(Figure content listings)
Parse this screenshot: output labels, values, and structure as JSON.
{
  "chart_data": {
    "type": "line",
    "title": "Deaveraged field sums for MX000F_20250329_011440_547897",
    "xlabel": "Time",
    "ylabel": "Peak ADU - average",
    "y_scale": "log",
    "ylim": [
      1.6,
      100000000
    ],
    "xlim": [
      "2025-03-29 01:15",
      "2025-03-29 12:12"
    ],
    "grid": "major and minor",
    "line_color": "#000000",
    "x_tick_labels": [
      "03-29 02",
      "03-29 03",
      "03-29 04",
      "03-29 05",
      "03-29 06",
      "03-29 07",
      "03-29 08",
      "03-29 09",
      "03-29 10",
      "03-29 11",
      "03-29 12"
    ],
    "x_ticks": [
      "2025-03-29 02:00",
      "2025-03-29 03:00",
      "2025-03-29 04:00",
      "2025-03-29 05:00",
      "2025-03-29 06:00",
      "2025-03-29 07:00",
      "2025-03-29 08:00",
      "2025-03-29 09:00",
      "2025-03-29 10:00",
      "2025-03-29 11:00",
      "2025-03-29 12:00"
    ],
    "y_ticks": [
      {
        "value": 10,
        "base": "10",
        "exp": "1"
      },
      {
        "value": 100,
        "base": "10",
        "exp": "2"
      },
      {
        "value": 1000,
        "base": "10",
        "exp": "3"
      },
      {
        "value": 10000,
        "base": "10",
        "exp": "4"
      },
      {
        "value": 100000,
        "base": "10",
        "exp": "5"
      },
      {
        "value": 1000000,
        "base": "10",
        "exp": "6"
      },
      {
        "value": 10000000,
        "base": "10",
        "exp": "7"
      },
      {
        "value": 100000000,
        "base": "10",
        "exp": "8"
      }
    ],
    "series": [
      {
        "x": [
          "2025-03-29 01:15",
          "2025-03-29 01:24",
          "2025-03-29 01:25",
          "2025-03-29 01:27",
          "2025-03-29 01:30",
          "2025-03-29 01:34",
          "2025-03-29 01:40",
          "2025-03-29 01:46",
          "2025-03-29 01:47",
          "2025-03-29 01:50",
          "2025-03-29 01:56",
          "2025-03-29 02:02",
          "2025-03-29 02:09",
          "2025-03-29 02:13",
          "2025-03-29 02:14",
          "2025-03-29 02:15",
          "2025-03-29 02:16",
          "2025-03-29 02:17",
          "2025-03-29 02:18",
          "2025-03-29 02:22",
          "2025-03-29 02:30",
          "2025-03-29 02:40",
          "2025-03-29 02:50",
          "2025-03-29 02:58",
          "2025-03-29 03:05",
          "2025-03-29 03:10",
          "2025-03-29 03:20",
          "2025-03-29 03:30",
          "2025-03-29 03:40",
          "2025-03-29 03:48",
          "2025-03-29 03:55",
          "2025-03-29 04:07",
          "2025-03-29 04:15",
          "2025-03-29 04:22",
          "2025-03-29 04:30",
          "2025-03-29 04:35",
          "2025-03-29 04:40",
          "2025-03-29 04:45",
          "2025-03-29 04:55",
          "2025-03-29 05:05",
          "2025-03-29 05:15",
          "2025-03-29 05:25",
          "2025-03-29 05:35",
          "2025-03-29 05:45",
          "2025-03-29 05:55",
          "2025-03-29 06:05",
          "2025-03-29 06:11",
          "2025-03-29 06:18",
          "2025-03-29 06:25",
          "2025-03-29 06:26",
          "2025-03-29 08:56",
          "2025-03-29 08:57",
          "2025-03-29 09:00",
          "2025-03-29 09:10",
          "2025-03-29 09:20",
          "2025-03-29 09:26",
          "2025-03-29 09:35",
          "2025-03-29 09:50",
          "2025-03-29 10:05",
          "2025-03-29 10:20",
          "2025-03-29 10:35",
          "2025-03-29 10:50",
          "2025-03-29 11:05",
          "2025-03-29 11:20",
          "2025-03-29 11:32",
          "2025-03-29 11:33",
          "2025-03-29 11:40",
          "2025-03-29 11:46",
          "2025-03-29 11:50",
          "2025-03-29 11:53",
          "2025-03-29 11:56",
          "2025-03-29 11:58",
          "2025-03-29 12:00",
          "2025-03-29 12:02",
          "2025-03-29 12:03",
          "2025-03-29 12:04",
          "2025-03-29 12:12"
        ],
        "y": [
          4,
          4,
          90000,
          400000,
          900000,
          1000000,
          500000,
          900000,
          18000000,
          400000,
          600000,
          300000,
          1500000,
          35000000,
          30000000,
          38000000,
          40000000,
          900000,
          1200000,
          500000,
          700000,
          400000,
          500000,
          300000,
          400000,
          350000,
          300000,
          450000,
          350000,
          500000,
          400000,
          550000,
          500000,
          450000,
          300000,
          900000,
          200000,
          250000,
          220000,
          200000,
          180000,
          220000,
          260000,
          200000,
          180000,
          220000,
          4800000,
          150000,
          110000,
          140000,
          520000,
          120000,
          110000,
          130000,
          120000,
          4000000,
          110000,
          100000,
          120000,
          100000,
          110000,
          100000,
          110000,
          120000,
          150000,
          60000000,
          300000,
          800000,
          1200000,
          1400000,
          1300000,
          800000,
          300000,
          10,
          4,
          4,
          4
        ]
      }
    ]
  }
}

§ **Exercise prompt**:
Repeat each record exactly. Omit nothing.

§ **Solution below**:
Parse this screenshot: output labels, values, and structure as JSON.
{
  "chart_data": {
    "type": "line",
    "title": "Deaveraged field sums for MX000F_20250329_011440_547897",
    "xlabel": "Time",
    "ylabel": "Peak ADU - average",
    "y_scale": "log",
    "ylim": [
      1.6,
      100000000
    ],
    "xlim": [
      "2025-03-29 01:15",
      "2025-03-29 12:12"
    ],
    "grid": "major and minor",
    "line_color": "#000000",
    "x_tick_labels": [
      "03-29 02",
      "03-29 03",
      "03-29 04",
      "03-29 05",
      "03-29 06",
      "03-29 07",
      "03-29 08",
      "03-29 09",
      "03-29 10",
      "03-29 11",
      "03-29 12"
    ],
    "x_ticks": [
      "2025-03-29 02:00",
      "2025-03-29 03:00",
      "2025-03-29 04:00",
      "2025-03-29 05:00",
      "2025-03-29 06:00",
      "2025-03-29 07:00",
      "2025-03-29 08:00",
      "2025-03-29 09:00",
      "2025-03-29 10:00",
      "2025-03-29 11:00",
      "2025-03-29 12:00"
    ],
    "y_ticks": [
      {
        "value": 10,
        "base": "10",
        "exp": "1"
      },
      {
        "value": 100,
        "base": "10",
        "exp": "2"
      },
      {
        "value": 1000,
        "base": "10",
        "exp": "3"
      },
      {
        "value": 10000,
        "base": "10",
        "exp": "4"
      },
      {
        "value": 100000,
        "base": "10",
        "exp": "5"
      },
      {
        "value": 1000000,
        "base": "10",
        "exp": "6"
      },
      {
        "value": 10000000,
        "base": "10",
        "exp": "7"
      },
      {
        "value": 100000000,
        "base": "10",
        "exp": "8"
      }
    ],
    "series": [
      {
        "x": [
          "2025-03-29 01:15",
          "2025-03-29 01:24",
          "2025-03-29 01:25",
          "2025-03-29 01:27",
          "2025-03-29 01:30",
          "2025-03-29 01:34",
          "2025-03-29 01:40",
          "2025-03-29 01:46",
          "2025-03-29 01:47",
          "2025-03-29 01:50",
          "2025-03-29 01:56",
          "2025-03-29 02:02",
          "2025-03-29 02:09",
          "2025-03-29 02:13",
          "2025-03-29 02:14",
          "2025-03-29 02:15",
          "2025-03-29 02:16",
          "2025-03-29 02:17",
          "2025-03-29 02:18",
          "2025-03-29 02:22",
          "2025-03-29 02:30",
          "2025-03-29 02:40",
          "2025-03-29 02:50",
          "2025-03-29 02:58",
          "2025-03-29 03:05",
          "2025-03-29 03:10",
          "2025-03-29 03:20",
          "2025-03-29 03:30",
          "2025-03-29 03:40",
          "2025-03-29 03:48",
          "2025-03-29 03:55",
          "2025-03-29 04:07",
          "2025-03-29 04:15",
          "2025-03-29 04:22",
          "2025-03-29 04:30",
          "2025-03-29 04:35",
          "2025-03-29 04:40",
          "2025-03-29 04:45",
          "2025-03-29 04:55",
          "2025-03-29 05:05",
          "2025-03-29 05:15",
          "2025-03-29 05:25",
          "2025-03-29 05:35",
          "2025-03-29 05:45",
          "2025-03-29 05:55",
          "2025-03-29 06:05",
          "2025-03-29 06:11",
          "2025-03-29 06:18",
          "2025-03-29 06:25",
          "2025-03-29 06:26",
          "2025-03-29 08:56",
          "2025-03-29 08:57",
          "2025-03-29 09:00",
          "2025-03-29 09:10",
          "2025-03-29 09:20",
          "2025-03-29 09:26",
          "2025-03-29 09:35",
          "2025-03-29 09:50",
          "2025-03-29 10:05",
          "2025-03-29 10:20",
          "2025-03-29 10:35",
          "2025-03-29 10:50",
          "2025-03-29 11:05",
          "2025-03-29 11:20",
          "2025-03-29 11:32",
          "2025-03-29 11:33",
          "2025-03-29 11:40",
          "2025-03-29 11:46",
          "2025-03-29 11:50",
          "2025-03-29 11:53",
          "2025-03-29 11:56",
          "2025-03-29 11:58",
          "2025-03-29 12:00",
          "2025-03-29 12:02",
          "2025-03-29 12:03",
          "2025-03-29 12:04",
          "2025-03-29 12:12"
        ],
        "y": [
          4,
          4,
          90000,
          400000,
          900000,
          1000000,
          500000,
          900000,
          18000000,
          400000,
          600000,
          300000,
          1500000,
          35000000,
          30000000,
          38000000,
          40000000,
          900000,
          1200000,
          500000,
          700000,
          400000,
          500000,
          300000,
          400000,
          350000,
          300000,
          450000,
          350000,
          500000,
          400000,
          550000,
          500000,
          450000,
          300000,
          900000,
          200000,
          250000,
          220000,
          200000,
          180000,
          220000,
          260000,
          200000,
          180000,
          220000,
          4800000,
          150000,
          110000,
          140000,
          520000,
          120000,
          110000,
          130000,
          120000,
          4000000,
          110000,
          100000,
          120000,
          100000,
          110000,
          100000,
          110000,
          120000,
          150000,
          60000000,
          300000,
          800000,
          1200000,
          1400000,
          1300000,
          800000,
          300000,
          10,
          4,
          4,
          4
        ]
      }
    ]
  }
}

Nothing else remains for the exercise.